**SHORT EXERCISE:** Extract all of the entries and give them again, word for word.
------
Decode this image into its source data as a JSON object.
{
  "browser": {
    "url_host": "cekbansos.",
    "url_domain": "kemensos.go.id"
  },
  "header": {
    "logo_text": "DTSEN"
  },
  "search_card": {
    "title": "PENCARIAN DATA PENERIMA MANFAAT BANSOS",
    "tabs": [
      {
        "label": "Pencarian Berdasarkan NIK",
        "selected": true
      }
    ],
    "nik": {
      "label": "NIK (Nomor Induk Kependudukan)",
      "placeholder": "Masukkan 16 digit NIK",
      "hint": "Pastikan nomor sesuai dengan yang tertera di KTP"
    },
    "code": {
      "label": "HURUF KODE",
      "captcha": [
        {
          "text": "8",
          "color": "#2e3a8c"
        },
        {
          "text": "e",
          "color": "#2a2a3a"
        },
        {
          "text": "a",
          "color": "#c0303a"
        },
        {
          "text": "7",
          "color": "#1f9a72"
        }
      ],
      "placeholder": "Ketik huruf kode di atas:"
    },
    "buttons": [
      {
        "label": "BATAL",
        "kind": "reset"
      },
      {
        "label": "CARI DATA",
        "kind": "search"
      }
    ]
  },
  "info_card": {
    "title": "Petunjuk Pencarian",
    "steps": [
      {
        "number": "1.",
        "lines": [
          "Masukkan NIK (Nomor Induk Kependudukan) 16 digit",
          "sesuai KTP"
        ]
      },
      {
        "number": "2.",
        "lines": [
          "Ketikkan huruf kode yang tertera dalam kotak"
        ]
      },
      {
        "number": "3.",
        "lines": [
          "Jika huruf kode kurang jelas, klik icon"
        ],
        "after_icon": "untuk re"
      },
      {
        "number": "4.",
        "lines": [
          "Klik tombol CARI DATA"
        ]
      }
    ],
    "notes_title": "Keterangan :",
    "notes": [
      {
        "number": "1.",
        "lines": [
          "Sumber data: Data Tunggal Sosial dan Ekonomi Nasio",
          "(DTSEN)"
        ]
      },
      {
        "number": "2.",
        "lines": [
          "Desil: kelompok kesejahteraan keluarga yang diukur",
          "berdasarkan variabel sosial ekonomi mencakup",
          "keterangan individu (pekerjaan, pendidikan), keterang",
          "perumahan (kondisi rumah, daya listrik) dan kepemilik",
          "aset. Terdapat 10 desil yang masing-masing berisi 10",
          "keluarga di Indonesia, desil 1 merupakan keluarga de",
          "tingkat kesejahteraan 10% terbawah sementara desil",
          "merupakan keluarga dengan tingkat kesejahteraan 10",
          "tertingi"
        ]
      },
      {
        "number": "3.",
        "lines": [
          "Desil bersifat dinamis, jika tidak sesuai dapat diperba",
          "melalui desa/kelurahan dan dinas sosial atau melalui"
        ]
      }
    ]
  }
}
------
**SOLUTION TO THE EXERCISE:**
Decode this image into its source data as a JSON object.
{
  "browser": {
    "url_host": "cekbansos.",
    "url_domain": "kemensos.go.id"
  },
  "header": {
    "logo_text": "DTSEN"
  },
  "search_card": {
    "title": "PENCARIAN DATA PENERIMA MANFAAT BANSOS",
    "tabs": [
      {
        "label": "Pencarian Berdasarkan NIK",
        "selected": true
      }
    ],
    "nik": {
      "label": "NIK (Nomor Induk Kependudukan)",
      "placeholder": "Masukkan 16 digit NIK",
      "hint": "Pastikan nomor sesuai dengan yang tertera di KTP"
    },
    "code": {
      "label": "HURUF KODE",
      "captcha": [
        {
          "text": "8",
          "color": "#2e3a8c"
        },
        {
          "text": "e",
          "color": "#2a2a3a"
        },
        {
          "text": "a",
          "color": "#c0303a"
        },
        {
          "text": "7",
          "color": "#1f9a72"
        }
      ],
      "placeholder": "Ketik huruf kode di atas:"
    },
    "buttons": [
      {
        "label": "BATAL",
        "kind": "reset"
      },
      {
        "label": "CARI DATA",
        "kind": "search"
      }
    ]
  },
  "info_card": {
    "title": "Petunjuk Pencarian",
    "steps": [
      {
        "number": "1.",
        "lines": [
          "Masukkan NIK (Nomor Induk Kependudukan) 16 digit",
          "sesuai KTP"
        ]
      },
      {
        "number": "2.",
        "lines": [
          "Ketikkan huruf kode yang tertera dalam kotak"
        ]
      },
      {
        "number": "3.",
        "lines": [
          "Jika huruf kode kurang jelas, klik icon"
        ],
        "after_icon": "untuk re"
      },
      {
        "number": "4.",
        "lines": [
          "Klik tombol CARI DATA"
        ]
      }
    ],
    "notes_title": "Keterangan :",
    "notes": [
      {
        "number": "1.",
        "lines": [
          "Sumber data: Data Tunggal Sosial dan Ekonomi Nasio",
          "(DTSEN)"
        ]
      },
      {
        "number": "2.",
        "lines": [
          "Desil: kelompok kesejahteraan keluarga yang diukur",
          "berdasarkan variabel sosial ekonomi mencakup",
          "keterangan individu (pekerjaan, pendidikan), keterang",
          "perumahan (kondisi rumah, daya listrik) dan kepemilik",
          "aset. Terdapat 10 desil yang masing-masing berisi 10",
          "keluarga di Indonesia, desil 1 merupakan keluarga de",
          "tingkat kesejahteraan 10% terbawah sementara desil",
          "merupakan keluarga dengan tingkat kesejahteraan 10",
          "tertingi"
        ]
      },
      {
        "number": "3.",
        "lines": [
          "Desil bersifat dinamis, jika tidak sesuai dapat diperba",
          "melalui desa/kelurahan dan dinas sosial atau melalui"
        ]
      }
    ]
  }
}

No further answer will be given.